▶ WHAT YOU ARE ASKED TO DO: Repeat exactly, and only, the lines from the line bearing "Output a JSON" through the end of the material. Do not copy the pictures.

▶ DATA PROVIDED:

* * * * * * * * *

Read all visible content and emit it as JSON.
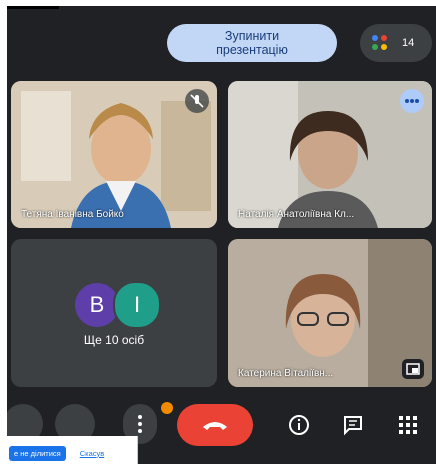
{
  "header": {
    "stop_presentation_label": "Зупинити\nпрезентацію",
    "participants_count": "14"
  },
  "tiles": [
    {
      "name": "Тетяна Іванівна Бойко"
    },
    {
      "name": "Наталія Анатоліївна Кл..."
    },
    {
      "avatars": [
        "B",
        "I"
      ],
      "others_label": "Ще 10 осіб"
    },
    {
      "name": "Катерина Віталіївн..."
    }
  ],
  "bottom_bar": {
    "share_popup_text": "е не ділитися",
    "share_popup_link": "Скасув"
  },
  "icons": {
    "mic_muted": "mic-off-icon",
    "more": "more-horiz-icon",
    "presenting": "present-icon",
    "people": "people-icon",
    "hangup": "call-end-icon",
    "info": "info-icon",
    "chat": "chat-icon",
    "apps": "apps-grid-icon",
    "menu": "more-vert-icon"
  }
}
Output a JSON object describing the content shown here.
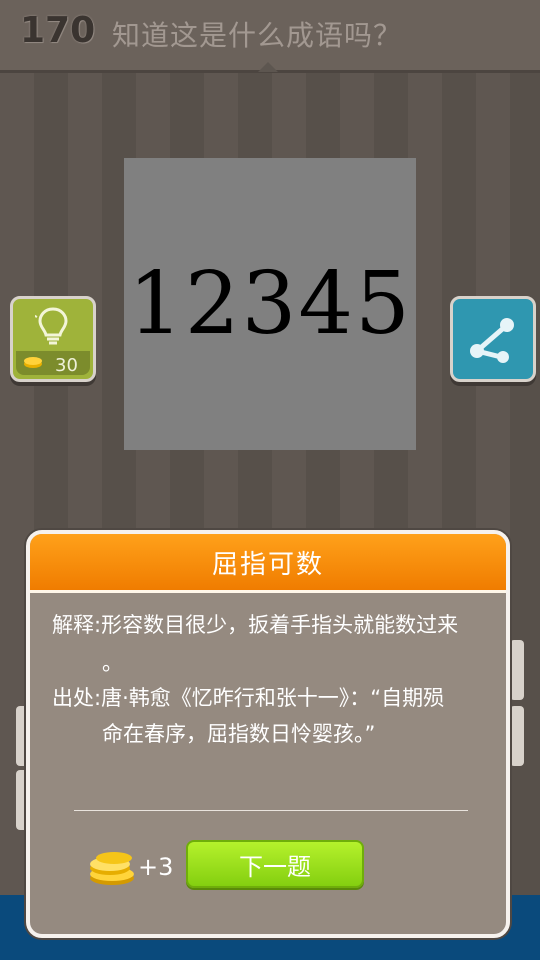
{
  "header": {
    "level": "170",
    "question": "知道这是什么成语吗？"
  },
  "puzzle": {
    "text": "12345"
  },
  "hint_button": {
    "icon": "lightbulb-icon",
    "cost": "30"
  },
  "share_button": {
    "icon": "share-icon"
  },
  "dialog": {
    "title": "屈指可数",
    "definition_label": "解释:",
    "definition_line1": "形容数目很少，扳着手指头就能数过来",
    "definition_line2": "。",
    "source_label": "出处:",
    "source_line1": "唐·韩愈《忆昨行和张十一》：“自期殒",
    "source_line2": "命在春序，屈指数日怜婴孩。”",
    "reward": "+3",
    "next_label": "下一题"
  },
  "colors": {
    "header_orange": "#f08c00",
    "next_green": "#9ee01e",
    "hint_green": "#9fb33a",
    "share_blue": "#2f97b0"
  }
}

* * * * * * * * *

▶ RIGHT ANSWER:
Output a JSON object describing the content shown here.
{
  "header": {
    "level": "170",
    "question": "知道这是什么成语吗？"
  },
  "puzzle": {
    "text": "12345"
  },
  "hint_button": {
    "icon": "lightbulb-icon",
    "cost": "30"
  },
  "share_button": {
    "icon": "share-icon"
  },
  "dialog": {
    "title": "屈指可数",
    "definition_label": "解释:",
    "definition_line1": "形容数目很少，扳着手指头就能数过来",
    "definition_line2": "。",
    "source_label": "出处:",
    "source_line1": "唐·韩愈《忆昨行和张十一》：“自期殒",
    "source_line2": "命在春序，屈指数日怜婴孩。”",
    "reward": "+3",
    "next_label": "下一题"
  },
  "colors": {
    "header_orange": "#f08c00",
    "next_green": "#9ee01e",
    "hint_green": "#9fb33a",
    "share_blue": "#2f97b0"
  }
}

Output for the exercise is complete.